**MATERIAL SUPPLIED**
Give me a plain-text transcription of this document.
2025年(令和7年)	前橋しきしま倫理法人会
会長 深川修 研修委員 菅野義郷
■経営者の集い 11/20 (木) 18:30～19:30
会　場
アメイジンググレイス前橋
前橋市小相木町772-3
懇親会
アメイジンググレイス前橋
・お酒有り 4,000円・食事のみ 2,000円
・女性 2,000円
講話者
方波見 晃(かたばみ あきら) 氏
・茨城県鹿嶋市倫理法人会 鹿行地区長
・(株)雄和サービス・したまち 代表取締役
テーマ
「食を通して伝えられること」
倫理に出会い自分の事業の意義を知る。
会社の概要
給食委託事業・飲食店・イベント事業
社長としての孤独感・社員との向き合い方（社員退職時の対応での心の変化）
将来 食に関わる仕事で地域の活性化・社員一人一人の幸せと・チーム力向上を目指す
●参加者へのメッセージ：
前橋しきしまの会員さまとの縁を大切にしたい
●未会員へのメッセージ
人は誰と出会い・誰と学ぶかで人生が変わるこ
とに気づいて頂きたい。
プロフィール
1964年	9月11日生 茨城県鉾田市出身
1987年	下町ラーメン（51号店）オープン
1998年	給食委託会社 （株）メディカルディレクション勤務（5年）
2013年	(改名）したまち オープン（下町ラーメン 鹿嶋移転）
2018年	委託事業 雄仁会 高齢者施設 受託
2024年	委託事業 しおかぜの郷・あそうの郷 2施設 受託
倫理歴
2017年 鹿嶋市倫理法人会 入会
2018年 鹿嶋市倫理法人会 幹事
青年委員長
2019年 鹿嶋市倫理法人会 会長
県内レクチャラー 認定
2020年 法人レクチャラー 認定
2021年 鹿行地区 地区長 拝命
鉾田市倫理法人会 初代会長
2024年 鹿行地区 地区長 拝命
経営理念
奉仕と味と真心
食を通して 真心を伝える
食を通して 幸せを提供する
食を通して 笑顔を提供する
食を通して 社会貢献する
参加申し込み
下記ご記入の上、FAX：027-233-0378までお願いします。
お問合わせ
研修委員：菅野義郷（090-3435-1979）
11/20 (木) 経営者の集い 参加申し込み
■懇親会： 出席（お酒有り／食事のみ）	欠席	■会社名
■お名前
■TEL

**TASK PROMPT**
Output all preceding records character for character.

**SOLUTION TO THIS PROBLEM**
Give me a plain-text transcription of this document.
2025年(令和7年)	前橋しきしま倫理法人会
会長 深川修 研修委員 菅野義郷
■経営者の集い 11/20 (木) 18:30～19:30
会　場
アメイジンググレイス前橋
前橋市小相木町772-3
懇親会
アメイジンググレイス前橋
・お酒有り 4,000円・食事のみ 2,000円
・女性 2,000円
講話者
方波見 晃(かたばみ あきら) 氏
・茨城県鹿嶋市倫理法人会 鹿行地区長
・(株)雄和サービス・したまち 代表取締役
テーマ
「食を通して伝えられること」
倫理に出会い自分の事業の意義を知る。
会社の概要
給食委託事業・飲食店・イベント事業
社長としての孤独感・社員との向き合い方（社員退職時の対応での心の変化）
将来 食に関わる仕事で地域の活性化・社員一人一人の幸せと・チーム力向上を目指す
●参加者へのメッセージ：
前橋しきしまの会員さまとの縁を大切にしたい
●未会員へのメッセージ
人は誰と出会い・誰と学ぶかで人生が変わるこ
とに気づいて頂きたい。
プロフィール
1964年	9月11日生 茨城県鉾田市出身
1987年	下町ラーメン（51号店）オープン
1998年	給食委託会社 （株）メディカルディレクション勤務（5年）
2013年	(改名）したまち オープン（下町ラーメン 鹿嶋移転）
2018年	委託事業 雄仁会 高齢者施設 受託
2024年	委託事業 しおかぜの郷・あそうの郷 2施設 受託
倫理歴
2017年 鹿嶋市倫理法人会 入会
2018年 鹿嶋市倫理法人会 幹事
青年委員長
2019年 鹿嶋市倫理法人会 会長
県内レクチャラー 認定
2020年 法人レクチャラー 認定
2021年 鹿行地区 地区長 拝命
鉾田市倫理法人会 初代会長
2024年 鹿行地区 地区長 拝命
経営理念
奉仕と味と真心
食を通して 真心を伝える
食を通して 幸せを提供する
食を通して 笑顔を提供する
食を通して 社会貢献する
参加申し込み
下記ご記入の上、FAX：027-233-0378までお願いします。
お問合わせ
研修委員：菅野義郷（090-3435-1979）
11/20 (木) 経営者の集い 参加申し込み
■懇親会： 出席（お酒有り／食事のみ）	欠席	■会社名
■お名前
■TEL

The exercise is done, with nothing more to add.